• DIRECTIONS FOR THIS TASK: Rewrite the lines of the items below as a numbered list, leaving out any blank lines.

[Spatial annotation records]
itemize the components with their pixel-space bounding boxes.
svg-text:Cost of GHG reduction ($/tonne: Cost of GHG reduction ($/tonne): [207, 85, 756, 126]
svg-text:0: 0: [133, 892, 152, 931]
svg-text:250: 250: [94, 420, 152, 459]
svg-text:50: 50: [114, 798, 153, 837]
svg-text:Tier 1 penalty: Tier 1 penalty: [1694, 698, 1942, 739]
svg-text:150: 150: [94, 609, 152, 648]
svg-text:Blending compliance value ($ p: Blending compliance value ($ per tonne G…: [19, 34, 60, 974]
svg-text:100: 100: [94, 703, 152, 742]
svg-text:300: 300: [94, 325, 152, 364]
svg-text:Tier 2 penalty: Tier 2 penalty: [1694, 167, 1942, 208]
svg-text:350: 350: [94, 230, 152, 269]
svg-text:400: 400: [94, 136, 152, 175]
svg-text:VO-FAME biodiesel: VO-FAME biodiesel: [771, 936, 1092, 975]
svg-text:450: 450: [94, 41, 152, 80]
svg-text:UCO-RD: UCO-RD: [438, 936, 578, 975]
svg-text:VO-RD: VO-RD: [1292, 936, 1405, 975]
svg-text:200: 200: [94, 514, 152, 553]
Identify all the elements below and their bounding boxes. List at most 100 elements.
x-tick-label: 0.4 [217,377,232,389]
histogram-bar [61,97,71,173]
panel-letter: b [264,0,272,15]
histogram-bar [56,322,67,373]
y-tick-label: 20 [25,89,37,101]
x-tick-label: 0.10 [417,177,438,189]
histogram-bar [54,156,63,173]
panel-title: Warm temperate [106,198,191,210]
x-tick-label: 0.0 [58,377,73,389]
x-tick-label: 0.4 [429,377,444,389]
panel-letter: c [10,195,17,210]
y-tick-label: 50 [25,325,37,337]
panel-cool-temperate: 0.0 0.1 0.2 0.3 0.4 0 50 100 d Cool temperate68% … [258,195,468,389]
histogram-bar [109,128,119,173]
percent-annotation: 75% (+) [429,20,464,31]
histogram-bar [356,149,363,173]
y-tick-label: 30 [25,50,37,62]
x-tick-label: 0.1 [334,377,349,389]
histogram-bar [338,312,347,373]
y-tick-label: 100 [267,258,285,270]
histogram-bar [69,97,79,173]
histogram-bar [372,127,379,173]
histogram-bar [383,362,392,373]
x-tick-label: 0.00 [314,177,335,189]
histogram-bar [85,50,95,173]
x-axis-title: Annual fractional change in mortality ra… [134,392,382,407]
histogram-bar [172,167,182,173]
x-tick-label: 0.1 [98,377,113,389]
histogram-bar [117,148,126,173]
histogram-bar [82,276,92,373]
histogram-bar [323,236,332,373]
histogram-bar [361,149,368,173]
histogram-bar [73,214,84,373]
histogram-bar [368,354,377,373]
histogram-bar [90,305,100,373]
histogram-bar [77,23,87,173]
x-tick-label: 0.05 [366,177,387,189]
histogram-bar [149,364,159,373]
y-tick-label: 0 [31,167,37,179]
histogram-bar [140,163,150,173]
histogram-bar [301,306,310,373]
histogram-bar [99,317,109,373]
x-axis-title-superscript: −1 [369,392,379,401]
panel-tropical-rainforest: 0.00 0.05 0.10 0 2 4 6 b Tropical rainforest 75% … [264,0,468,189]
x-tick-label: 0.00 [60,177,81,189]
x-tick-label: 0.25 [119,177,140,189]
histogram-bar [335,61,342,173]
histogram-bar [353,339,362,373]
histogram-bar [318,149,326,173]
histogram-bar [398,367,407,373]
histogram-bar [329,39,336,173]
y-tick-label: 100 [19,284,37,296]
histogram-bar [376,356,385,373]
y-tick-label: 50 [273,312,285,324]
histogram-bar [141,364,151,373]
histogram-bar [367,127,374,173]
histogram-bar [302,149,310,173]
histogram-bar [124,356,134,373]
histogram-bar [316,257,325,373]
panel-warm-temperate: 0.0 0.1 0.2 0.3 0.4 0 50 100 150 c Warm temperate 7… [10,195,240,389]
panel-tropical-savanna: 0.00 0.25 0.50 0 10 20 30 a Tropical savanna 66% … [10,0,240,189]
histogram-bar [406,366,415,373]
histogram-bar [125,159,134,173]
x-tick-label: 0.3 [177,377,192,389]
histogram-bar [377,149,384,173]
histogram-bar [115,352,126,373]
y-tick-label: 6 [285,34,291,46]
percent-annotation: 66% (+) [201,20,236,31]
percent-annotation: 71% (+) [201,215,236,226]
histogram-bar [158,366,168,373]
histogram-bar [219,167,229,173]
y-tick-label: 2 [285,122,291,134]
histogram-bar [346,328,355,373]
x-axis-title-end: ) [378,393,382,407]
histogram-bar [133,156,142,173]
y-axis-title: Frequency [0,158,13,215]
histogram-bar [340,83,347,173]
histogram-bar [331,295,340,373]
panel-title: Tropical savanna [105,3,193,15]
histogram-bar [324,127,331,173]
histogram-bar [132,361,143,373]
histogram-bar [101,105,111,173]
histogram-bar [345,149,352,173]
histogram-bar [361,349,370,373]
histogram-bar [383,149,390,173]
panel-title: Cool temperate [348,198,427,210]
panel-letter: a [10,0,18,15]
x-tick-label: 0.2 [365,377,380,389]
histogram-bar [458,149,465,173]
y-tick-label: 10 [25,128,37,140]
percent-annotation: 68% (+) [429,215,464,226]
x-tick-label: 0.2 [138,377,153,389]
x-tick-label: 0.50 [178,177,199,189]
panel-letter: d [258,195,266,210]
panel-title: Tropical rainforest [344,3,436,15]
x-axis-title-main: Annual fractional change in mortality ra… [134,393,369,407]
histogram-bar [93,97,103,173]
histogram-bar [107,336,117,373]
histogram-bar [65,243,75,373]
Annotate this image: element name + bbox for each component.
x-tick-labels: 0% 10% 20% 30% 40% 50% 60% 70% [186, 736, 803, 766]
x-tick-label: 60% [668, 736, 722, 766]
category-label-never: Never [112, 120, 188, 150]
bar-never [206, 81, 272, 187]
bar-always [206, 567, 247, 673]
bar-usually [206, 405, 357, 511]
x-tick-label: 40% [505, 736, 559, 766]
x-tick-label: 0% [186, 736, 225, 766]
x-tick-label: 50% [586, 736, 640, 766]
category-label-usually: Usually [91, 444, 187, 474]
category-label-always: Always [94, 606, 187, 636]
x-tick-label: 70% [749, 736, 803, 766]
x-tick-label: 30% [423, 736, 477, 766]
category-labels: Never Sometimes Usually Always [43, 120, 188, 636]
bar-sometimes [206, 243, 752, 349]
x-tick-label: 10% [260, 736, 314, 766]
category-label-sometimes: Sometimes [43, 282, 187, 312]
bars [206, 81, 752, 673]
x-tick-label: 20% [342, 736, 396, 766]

• RESPONSE BELOW:
1. itemize the components with their pixel-space bounding boxes.
2. svg-text:Cost of GHG reduction ($/tonne: Cost of GHG reduction ($/tonne): [207, 85, 756, 126]
3. svg-text:0: 0: [133, 892, 152, 931]
4. svg-text:250: 250: [94, 420, 152, 459]
5. svg-text:50: 50: [114, 798, 153, 837]
6. svg-text:Tier 1 penalty: Tier 1 penalty: [1694, 698, 1942, 739]
7. svg-text:150: 150: [94, 609, 152, 648]
8. svg-text:Blending compliance value ($ p: Blending compliance value ($ per tonne G…: [19, 34, 60, 974]
9. svg-text:100: 100: [94, 703, 152, 742]
10. svg-text:300: 300: [94, 325, 152, 364]
11. svg-text:Tier 2 penalty: Tier 2 penalty: [1694, 167, 1942, 208]
12. svg-text:350: 350: [94, 230, 152, 269]
13. svg-text:400: 400: [94, 136, 152, 175]
14. svg-text:VO-FAME biodiesel: VO-FAME biodiesel: [771, 936, 1092, 975]
15. svg-text:450: 450: [94, 41, 152, 80]
16. svg-text:UCO-RD: UCO-RD: [438, 936, 578, 975]
17. svg-text:VO-RD: VO-RD: [1292, 936, 1405, 975]
18. svg-text:200: 200: [94, 514, 152, 553]
19. Identify all the elements below and their bounding boxes. List at most 100 elements.
20. x-tick-label: 0.4 [217,377,232,389]
21. histogram-bar [61,97,71,173]
22. panel-letter: b [264,0,272,15]
23. histogram-bar [56,322,67,373]
24. y-tick-label: 20 [25,89,37,101]
25. x-tick-label: 0.10 [417,177,438,189]
26. histogram-bar [54,156,63,173]
27. panel-title: Warm temperate [106,198,191,210]
28. x-tick-label: 0.0 [58,377,73,389]
29. x-tick-label: 0.4 [429,377,444,389]
30. panel-letter: c [10,195,17,210]
31. y-tick-label: 50 [25,325,37,337]
32. panel-cool-temperate: 0.0 0.1 0.2 0.3 0.4 0 50 100 d Cool temperate68% … [258,195,468,389]
33. histogram-bar [109,128,119,173]
34. percent-annotation: 75% (+) [429,20,464,31]
35. histogram-bar [356,149,363,173]
36. y-tick-label: 30 [25,50,37,62]
37. x-tick-label: 0.1 [334,377,349,389]
38. histogram-bar [338,312,347,373]
39. y-tick-label: 100 [267,258,285,270]
40. histogram-bar [69,97,79,173]
41. histogram-bar [372,127,379,173]
42. histogram-bar [383,362,392,373]
43. x-tick-label: 0.00 [314,177,335,189]
44. histogram-bar [85,50,95,173]
45. x-axis-title: Annual fractional change in mortality ra… [134,392,382,407]
46. histogram-bar [172,167,182,173]
47. x-tick-label: 0.1 [98,377,113,389]
48. histogram-bar [117,148,126,173]
49. histogram-bar [82,276,92,373]
50. histogram-bar [323,236,332,373]
51. histogram-bar [361,149,368,173]
52. histogram-bar [73,214,84,373]
53. histogram-bar [368,354,377,373]
54. histogram-bar [90,305,100,373]
55. histogram-bar [77,23,87,173]
56. x-tick-label: 0.05 [366,177,387,189]
57. histogram-bar [149,364,159,373]
58. y-tick-label: 0 [31,167,37,179]
59. histogram-bar [140,163,150,173]
60. histogram-bar [301,306,310,373]
61. histogram-bar [99,317,109,373]
62. x-axis-title-superscript: −1 [369,392,379,401]
63. panel-tropical-rainforest: 0.00 0.05 0.10 0 2 4 6 b Tropical rainforest 75% … [264,0,468,189]
64. x-tick-label: 0.00 [60,177,81,189]
65. x-tick-label: 0.25 [119,177,140,189]
66. histogram-bar [335,61,342,173]
67. histogram-bar [353,339,362,373]
68. histogram-bar [318,149,326,173]
69. histogram-bar [398,367,407,373]
70. histogram-bar [329,39,336,173]
71. y-tick-label: 100 [19,284,37,296]
72. histogram-bar [376,356,385,373]
73. y-tick-label: 50 [273,312,285,324]
74. histogram-bar [141,364,151,373]
75. histogram-bar [367,127,374,173]
76. histogram-bar [302,149,310,173]
77. histogram-bar [124,356,134,373]
78. histogram-bar [316,257,325,373]
79. panel-warm-temperate: 0.0 0.1 0.2 0.3 0.4 0 50 100 150 c Warm temperate 7… [10,195,240,389]
80. panel-tropical-savanna: 0.00 0.25 0.50 0 10 20 30 a Tropical savanna 66% … [10,0,240,189]
81. histogram-bar [406,366,415,373]
82. histogram-bar [125,159,134,173]
83. x-tick-label: 0.3 [177,377,192,389]
84. histogram-bar [377,149,384,173]
85. histogram-bar [115,352,126,373]
86. y-tick-label: 6 [285,34,291,46]
87. percent-annotation: 66% (+) [201,20,236,31]
88. percent-annotation: 71% (+) [201,215,236,226]
89. histogram-bar [158,366,168,373]
90. histogram-bar [219,167,229,173]
91. y-tick-label: 2 [285,122,291,134]
92. histogram-bar [346,328,355,373]
93. x-axis-title-end: ) [378,393,382,407]
94. histogram-bar [133,156,142,173]
95. y-axis-title: Frequency [0,158,13,215]
96. histogram-bar [340,83,347,173]
97. histogram-bar [331,295,340,373]
98. panel-title: Tropical savanna [105,3,193,15]
99. histogram-bar [324,127,331,173]
100. histogram-bar [132,361,143,373]
101. histogram-bar [101,105,111,173]
102. histogram-bar [345,149,352,173]
103. histogram-bar [361,349,370,373]
104. histogram-bar [383,149,390,173]
105. panel-title: Cool temperate [348,198,427,210]
106. panel-letter: a [10,0,18,15]
107. x-tick-label: 0.2 [365,377,380,389]
108. histogram-bar [458,149,465,173]
109. y-tick-label: 10 [25,128,37,140]
110. percent-annotation: 68% (+) [429,215,464,226]
111. x-tick-label: 0.2 [138,377,153,389]
112. x-tick-label: 0.50 [178,177,199,189]
113. panel-letter: d [258,195,266,210]
114. panel-title: Tropical rainforest [344,3,436,15]
115. x-axis-title-main: Annual fractional change in mortality ra… [134,393,369,407]
116. histogram-bar [93,97,103,173]
117. histogram-bar [107,336,117,373]
118. histogram-bar [65,243,75,373]
119. Annotate this image: element name + bbox for each component.
120. x-tick-labels: 0% 10% 20% 30% 40% 50% 60% 70% [186, 736, 803, 766]
121. x-tick-label: 60% [668, 736, 722, 766]
122. category-label-never: Never [112, 120, 188, 150]
123. bar-never [206, 81, 272, 187]
124. bar-always [206, 567, 247, 673]
125. bar-usually [206, 405, 357, 511]
126. x-tick-label: 40% [505, 736, 559, 766]
127. x-tick-label: 0% [186, 736, 225, 766]
128. x-tick-label: 50% [586, 736, 640, 766]
129. category-label-usually: Usually [91, 444, 187, 474]
130. category-label-always: Always [94, 606, 187, 636]
131. x-tick-label: 70% [749, 736, 803, 766]
132. x-tick-label: 30% [423, 736, 477, 766]
133. category-labels: Never Sometimes Usually Always [43, 120, 188, 636]
134. bar-sometimes [206, 243, 752, 349]
135. x-tick-label: 10% [260, 736, 314, 766]
136. category-label-sometimes: Sometimes [43, 282, 187, 312]
137. bars [206, 81, 752, 673]
138. x-tick-label: 20% [342, 736, 396, 766]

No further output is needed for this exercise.